Aim of the exercise
Take the material and output all of it exactly.
--- START Excerpted records ---
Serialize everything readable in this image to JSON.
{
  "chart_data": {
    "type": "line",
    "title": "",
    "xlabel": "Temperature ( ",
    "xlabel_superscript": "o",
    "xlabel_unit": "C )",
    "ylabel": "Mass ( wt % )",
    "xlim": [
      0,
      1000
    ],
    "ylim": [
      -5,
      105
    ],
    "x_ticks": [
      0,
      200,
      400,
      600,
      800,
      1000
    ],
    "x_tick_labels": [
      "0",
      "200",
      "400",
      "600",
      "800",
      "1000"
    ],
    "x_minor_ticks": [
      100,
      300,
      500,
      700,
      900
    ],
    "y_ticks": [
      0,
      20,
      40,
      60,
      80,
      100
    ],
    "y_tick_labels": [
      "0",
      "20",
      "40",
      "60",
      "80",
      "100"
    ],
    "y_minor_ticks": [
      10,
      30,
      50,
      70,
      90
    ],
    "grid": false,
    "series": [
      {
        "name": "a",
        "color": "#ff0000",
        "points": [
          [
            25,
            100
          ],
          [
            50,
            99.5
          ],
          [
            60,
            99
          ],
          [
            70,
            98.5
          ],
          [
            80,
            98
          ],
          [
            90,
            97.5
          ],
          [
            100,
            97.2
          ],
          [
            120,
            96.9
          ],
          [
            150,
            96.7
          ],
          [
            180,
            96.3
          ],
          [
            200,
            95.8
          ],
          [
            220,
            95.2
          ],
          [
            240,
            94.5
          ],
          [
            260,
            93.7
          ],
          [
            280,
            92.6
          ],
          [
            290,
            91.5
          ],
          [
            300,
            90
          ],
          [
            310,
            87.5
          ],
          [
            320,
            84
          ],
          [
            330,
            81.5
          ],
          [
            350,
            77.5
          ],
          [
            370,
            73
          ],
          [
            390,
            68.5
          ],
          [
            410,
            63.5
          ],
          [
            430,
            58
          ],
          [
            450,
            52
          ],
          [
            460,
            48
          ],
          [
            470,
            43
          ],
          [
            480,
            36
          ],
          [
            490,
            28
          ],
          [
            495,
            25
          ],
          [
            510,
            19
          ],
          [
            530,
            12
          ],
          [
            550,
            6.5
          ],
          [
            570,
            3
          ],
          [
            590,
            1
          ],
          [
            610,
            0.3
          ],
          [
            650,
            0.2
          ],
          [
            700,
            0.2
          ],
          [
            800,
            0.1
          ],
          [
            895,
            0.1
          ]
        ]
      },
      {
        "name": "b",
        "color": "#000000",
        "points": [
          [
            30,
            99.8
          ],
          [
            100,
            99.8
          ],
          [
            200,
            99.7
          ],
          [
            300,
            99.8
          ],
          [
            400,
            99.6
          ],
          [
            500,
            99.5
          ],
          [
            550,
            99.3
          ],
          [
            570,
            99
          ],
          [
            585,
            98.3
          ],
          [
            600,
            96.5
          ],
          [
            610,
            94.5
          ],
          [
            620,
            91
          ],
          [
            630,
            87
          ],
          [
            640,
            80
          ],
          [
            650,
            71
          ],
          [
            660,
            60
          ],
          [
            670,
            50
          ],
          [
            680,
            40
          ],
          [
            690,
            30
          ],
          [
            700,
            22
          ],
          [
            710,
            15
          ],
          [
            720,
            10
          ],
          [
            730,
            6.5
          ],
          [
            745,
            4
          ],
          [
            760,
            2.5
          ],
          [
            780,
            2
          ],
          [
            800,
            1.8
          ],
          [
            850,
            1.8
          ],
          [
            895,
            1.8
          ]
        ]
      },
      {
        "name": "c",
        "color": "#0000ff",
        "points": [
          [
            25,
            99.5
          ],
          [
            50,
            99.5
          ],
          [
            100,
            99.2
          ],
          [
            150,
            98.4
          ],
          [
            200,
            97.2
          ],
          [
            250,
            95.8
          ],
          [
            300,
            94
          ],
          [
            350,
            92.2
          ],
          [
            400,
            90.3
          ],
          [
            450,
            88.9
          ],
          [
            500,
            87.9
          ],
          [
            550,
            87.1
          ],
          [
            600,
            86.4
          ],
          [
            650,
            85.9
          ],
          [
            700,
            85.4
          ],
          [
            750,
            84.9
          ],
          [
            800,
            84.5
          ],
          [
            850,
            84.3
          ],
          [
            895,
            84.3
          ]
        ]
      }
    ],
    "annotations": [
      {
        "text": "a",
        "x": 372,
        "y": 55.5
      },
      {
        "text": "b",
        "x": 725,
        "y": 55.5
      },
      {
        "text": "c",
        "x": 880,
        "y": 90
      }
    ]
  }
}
--- END Excerpted records ---
Solution
Serialize everything readable in this image to JSON.
{
  "chart_data": {
    "type": "line",
    "title": "",
    "xlabel": "Temperature ( ",
    "xlabel_superscript": "o",
    "xlabel_unit": "C )",
    "ylabel": "Mass ( wt % )",
    "xlim": [
      0,
      1000
    ],
    "ylim": [
      -5,
      105
    ],
    "x_ticks": [
      0,
      200,
      400,
      600,
      800,
      1000
    ],
    "x_tick_labels": [
      "0",
      "200",
      "400",
      "600",
      "800",
      "1000"
    ],
    "x_minor_ticks": [
      100,
      300,
      500,
      700,
      900
    ],
    "y_ticks": [
      0,
      20,
      40,
      60,
      80,
      100
    ],
    "y_tick_labels": [
      "0",
      "20",
      "40",
      "60",
      "80",
      "100"
    ],
    "y_minor_ticks": [
      10,
      30,
      50,
      70,
      90
    ],
    "grid": false,
    "series": [
      {
        "name": "a",
        "color": "#ff0000",
        "points": [
          [
            25,
            100
          ],
          [
            50,
            99.5
          ],
          [
            60,
            99
          ],
          [
            70,
            98.5
          ],
          [
            80,
            98
          ],
          [
            90,
            97.5
          ],
          [
            100,
            97.2
          ],
          [
            120,
            96.9
          ],
          [
            150,
            96.7
          ],
          [
            180,
            96.3
          ],
          [
            200,
            95.8
          ],
          [
            220,
            95.2
          ],
          [
            240,
            94.5
          ],
          [
            260,
            93.7
          ],
          [
            280,
            92.6
          ],
          [
            290,
            91.5
          ],
          [
            300,
            90
          ],
          [
            310,
            87.5
          ],
          [
            320,
            84
          ],
          [
            330,
            81.5
          ],
          [
            350,
            77.5
          ],
          [
            370,
            73
          ],
          [
            390,
            68.5
          ],
          [
            410,
            63.5
          ],
          [
            430,
            58
          ],
          [
            450,
            52
          ],
          [
            460,
            48
          ],
          [
            470,
            43
          ],
          [
            480,
            36
          ],
          [
            490,
            28
          ],
          [
            495,
            25
          ],
          [
            510,
            19
          ],
          [
            530,
            12
          ],
          [
            550,
            6.5
          ],
          [
            570,
            3
          ],
          [
            590,
            1
          ],
          [
            610,
            0.3
          ],
          [
            650,
            0.2
          ],
          [
            700,
            0.2
          ],
          [
            800,
            0.1
          ],
          [
            895,
            0.1
          ]
        ]
      },
      {
        "name": "b",
        "color": "#000000",
        "points": [
          [
            30,
            99.8
          ],
          [
            100,
            99.8
          ],
          [
            200,
            99.7
          ],
          [
            300,
            99.8
          ],
          [
            400,
            99.6
          ],
          [
            500,
            99.5
          ],
          [
            550,
            99.3
          ],
          [
            570,
            99
          ],
          [
            585,
            98.3
          ],
          [
            600,
            96.5
          ],
          [
            610,
            94.5
          ],
          [
            620,
            91
          ],
          [
            630,
            87
          ],
          [
            640,
            80
          ],
          [
            650,
            71
          ],
          [
            660,
            60
          ],
          [
            670,
            50
          ],
          [
            680,
            40
          ],
          [
            690,
            30
          ],
          [
            700,
            22
          ],
          [
            710,
            15
          ],
          [
            720,
            10
          ],
          [
            730,
            6.5
          ],
          [
            745,
            4
          ],
          [
            760,
            2.5
          ],
          [
            780,
            2
          ],
          [
            800,
            1.8
          ],
          [
            850,
            1.8
          ],
          [
            895,
            1.8
          ]
        ]
      },
      {
        "name": "c",
        "color": "#0000ff",
        "points": [
          [
            25,
            99.5
          ],
          [
            50,
            99.5
          ],
          [
            100,
            99.2
          ],
          [
            150,
            98.4
          ],
          [
            200,
            97.2
          ],
          [
            250,
            95.8
          ],
          [
            300,
            94
          ],
          [
            350,
            92.2
          ],
          [
            400,
            90.3
          ],
          [
            450,
            88.9
          ],
          [
            500,
            87.9
          ],
          [
            550,
            87.1
          ],
          [
            600,
            86.4
          ],
          [
            650,
            85.9
          ],
          [
            700,
            85.4
          ],
          [
            750,
            84.9
          ],
          [
            800,
            84.5
          ],
          [
            850,
            84.3
          ],
          [
            895,
            84.3
          ]
        ]
      }
    ],
    "annotations": [
      {
        "text": "a",
        "x": 372,
        "y": 55.5
      },
      {
        "text": "b",
        "x": 725,
        "y": 55.5
      },
      {
        "text": "c",
        "x": 880,
        "y": 90
      }
    ]
  }
}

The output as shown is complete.